Single by Mountain

from the album Climbing!
- B-side: "To My Friend"
- Released: August 1970
- Recorded: 1969–1970
- Genre: Acid rock
- Length: 3:23
- Label: Windfall
- Songwriters: Gail Collins, George Gardos, Corky Laing, Felix Pappalardi, David Rea, Gary Ship
- Producer: Felix Pappalardi

Mountain singles chronology
| "Mississippi Queen" (1970) | "For Yasgur's Farm" (1970) | "The Animal Trainer and the Toad" (1971) |

= For Yasgur's Farm =

"For Yasgur's Farm" is a song by the American rock band Mountain. It was released as a single from Climbing!, their debut studio album, and peaked at No. 107 on the Billboard Bubbling Under Hot 100 chart in 1970. The song quickly became a staple of the band's live performances.

== Writing ==
The lyrics of the song were inspired by the group's performance on the Woodstock music festival. According to Pappalardi:

"It was written over a long period of time... We played Woodstock and because of the emotional impact it had on us, we sort of changed the words around to fit that occasion."

[INSTRUCTION 1]
Please rewrite the listing from its start up to and including the line containing "track-session[interactable]: Key differentiators: Public", substituting "Main differentiators" for "Key differentiators" and leaving everything else unchanged.

[SUPPLIED DATA]
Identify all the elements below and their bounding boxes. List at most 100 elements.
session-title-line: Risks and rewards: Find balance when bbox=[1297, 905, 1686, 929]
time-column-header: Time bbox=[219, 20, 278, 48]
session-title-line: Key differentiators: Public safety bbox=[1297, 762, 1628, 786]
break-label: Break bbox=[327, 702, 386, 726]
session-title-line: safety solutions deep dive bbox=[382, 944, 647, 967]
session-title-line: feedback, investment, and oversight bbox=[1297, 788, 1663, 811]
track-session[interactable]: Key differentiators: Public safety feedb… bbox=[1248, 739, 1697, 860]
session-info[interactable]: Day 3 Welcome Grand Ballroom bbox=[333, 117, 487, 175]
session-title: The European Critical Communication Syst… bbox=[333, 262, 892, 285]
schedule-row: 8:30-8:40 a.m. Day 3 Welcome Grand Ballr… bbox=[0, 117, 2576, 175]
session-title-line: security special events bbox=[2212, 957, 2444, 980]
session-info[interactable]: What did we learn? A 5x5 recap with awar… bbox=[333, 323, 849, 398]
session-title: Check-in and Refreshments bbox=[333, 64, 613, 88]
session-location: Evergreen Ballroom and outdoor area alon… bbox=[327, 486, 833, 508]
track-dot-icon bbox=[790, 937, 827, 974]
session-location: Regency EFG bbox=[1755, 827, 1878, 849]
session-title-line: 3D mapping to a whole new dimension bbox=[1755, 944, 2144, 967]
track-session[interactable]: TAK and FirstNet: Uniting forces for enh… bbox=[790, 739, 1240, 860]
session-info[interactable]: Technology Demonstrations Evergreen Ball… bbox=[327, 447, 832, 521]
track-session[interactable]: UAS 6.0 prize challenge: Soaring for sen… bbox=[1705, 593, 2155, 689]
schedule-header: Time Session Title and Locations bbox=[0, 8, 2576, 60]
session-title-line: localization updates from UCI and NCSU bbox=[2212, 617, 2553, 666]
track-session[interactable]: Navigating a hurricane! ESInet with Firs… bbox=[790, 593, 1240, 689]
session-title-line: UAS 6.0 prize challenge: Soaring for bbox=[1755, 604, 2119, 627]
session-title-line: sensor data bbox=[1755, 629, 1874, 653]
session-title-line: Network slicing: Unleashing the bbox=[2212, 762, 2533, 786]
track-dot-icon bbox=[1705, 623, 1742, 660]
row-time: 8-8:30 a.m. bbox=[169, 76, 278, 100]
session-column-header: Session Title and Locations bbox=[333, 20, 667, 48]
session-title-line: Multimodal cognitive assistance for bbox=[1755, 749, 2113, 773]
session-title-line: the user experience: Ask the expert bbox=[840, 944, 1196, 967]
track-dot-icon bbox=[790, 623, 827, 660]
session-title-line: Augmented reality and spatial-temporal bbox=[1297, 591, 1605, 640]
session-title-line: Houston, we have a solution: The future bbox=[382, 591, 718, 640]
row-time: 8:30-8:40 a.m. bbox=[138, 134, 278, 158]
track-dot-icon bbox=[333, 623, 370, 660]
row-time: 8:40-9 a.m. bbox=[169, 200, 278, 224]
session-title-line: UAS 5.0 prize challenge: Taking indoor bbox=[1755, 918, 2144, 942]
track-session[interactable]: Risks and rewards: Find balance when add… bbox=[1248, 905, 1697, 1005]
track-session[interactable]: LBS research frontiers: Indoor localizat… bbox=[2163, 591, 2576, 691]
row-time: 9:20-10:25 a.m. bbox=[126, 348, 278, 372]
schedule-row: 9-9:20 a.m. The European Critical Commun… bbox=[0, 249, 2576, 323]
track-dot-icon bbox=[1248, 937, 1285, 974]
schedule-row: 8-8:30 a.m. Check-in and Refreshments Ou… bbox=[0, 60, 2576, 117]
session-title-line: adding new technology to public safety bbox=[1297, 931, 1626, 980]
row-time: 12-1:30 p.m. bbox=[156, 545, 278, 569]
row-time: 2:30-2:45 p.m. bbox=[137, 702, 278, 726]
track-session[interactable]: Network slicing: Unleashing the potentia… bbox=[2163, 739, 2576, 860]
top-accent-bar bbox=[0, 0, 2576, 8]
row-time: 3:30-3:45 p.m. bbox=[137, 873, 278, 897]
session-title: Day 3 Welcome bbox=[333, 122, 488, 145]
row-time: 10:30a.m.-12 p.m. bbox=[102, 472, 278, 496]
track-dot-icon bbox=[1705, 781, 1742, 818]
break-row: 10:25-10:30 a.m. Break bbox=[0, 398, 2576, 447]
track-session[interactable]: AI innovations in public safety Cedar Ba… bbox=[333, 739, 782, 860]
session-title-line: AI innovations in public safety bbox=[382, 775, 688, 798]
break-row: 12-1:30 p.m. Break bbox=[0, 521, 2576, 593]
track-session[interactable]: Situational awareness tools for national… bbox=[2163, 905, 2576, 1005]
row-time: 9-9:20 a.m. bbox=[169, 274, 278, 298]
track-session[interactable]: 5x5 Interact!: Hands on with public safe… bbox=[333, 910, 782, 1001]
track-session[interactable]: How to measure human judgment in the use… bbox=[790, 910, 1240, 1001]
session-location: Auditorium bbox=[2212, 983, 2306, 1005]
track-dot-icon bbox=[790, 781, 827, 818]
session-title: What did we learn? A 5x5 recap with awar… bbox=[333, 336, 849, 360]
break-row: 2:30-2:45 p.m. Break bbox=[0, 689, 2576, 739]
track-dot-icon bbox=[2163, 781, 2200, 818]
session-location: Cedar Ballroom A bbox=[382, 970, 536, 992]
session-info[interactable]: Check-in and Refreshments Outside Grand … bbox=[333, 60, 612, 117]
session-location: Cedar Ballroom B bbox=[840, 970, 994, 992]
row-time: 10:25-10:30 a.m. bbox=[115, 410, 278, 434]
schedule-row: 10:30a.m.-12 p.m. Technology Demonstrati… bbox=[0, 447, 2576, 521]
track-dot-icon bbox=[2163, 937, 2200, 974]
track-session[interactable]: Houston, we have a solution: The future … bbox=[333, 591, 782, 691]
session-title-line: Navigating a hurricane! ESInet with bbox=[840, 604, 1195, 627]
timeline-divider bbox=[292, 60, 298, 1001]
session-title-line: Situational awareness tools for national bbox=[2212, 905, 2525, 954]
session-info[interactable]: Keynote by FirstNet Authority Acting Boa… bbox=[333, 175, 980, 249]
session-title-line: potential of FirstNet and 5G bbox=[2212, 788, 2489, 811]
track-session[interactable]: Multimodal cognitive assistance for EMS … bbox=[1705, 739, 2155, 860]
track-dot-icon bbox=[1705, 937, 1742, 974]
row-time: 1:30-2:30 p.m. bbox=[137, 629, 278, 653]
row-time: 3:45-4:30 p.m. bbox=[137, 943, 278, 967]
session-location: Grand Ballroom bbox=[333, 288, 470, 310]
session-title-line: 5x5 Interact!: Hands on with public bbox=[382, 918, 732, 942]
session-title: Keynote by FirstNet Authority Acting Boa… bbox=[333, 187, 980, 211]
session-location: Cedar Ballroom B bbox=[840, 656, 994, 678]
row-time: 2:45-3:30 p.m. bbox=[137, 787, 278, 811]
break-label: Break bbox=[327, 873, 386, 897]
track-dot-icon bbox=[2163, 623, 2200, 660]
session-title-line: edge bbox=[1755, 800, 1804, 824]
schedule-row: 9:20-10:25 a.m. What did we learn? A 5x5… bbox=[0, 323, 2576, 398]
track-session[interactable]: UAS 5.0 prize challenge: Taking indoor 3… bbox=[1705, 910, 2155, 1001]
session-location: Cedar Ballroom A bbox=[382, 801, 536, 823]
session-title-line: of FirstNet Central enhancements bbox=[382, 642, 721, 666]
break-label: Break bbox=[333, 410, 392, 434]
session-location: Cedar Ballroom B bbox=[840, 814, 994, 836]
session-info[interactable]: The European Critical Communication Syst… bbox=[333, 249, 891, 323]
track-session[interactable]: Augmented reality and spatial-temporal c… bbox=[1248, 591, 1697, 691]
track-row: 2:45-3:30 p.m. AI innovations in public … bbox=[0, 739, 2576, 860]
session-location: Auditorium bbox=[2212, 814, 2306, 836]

[INSTRUCTION 2]
Continue the article on the song "For Yasgur's Farm" from its last sentence.

[EXPECTED OUTPUT 1]
Identify all the elements below and their bounding boxes. List at most 100 elements.
session-title-line: Risks and rewards: Find balance when bbox=[1297, 905, 1686, 929]
time-column-header: Time bbox=[219, 20, 278, 48]
session-title-line: Main differentiators: Public safety bbox=[1297, 762, 1628, 786]
break-label: Break bbox=[327, 702, 386, 726]
session-title-line: safety solutions deep dive bbox=[382, 944, 647, 967]
session-title-line: feedback, investment, and oversight bbox=[1297, 788, 1663, 811]
track-session[interactable]: Main differentiators: Public safety feedb… bbox=[1248, 739, 1697, 860]

[EXPECTED OUTPUT 2]
When the band performed the song on Woodstock, it didn't have a title, but when they recorded it for their debut album, they dedicated the song to Max Yasgur, the man who owned the land where Woodstock was held.

== Release ==
"For Yasgur's Farm" was first included on the band's debut studio album, Climbing!, which was released on March 7, 1970. The song was then released as the group's second single in August 1970, with "To My Friend", as the B-Side. The single peaked at No. 107 on the Billboard Bubbling Under Hot 100 chart.

== Critical reception ==
The song was received well by critics. AllMusic's Matthew Greenwald writes "Cast in a heavy, blues-rock rhythm, the song is delivered with a subtle yet extremely powerful atmosphere," and that "lyrically, the song essentially recounts the festival and the sense of buoyancy that filled the hearts of most of the artists and attendees." A Cash Box magazine reviewer writes "Considerably different from the group's "Mississippi Queen" hit, this new Mountain offering subdues its rhythmic drive for a more lyrical venture."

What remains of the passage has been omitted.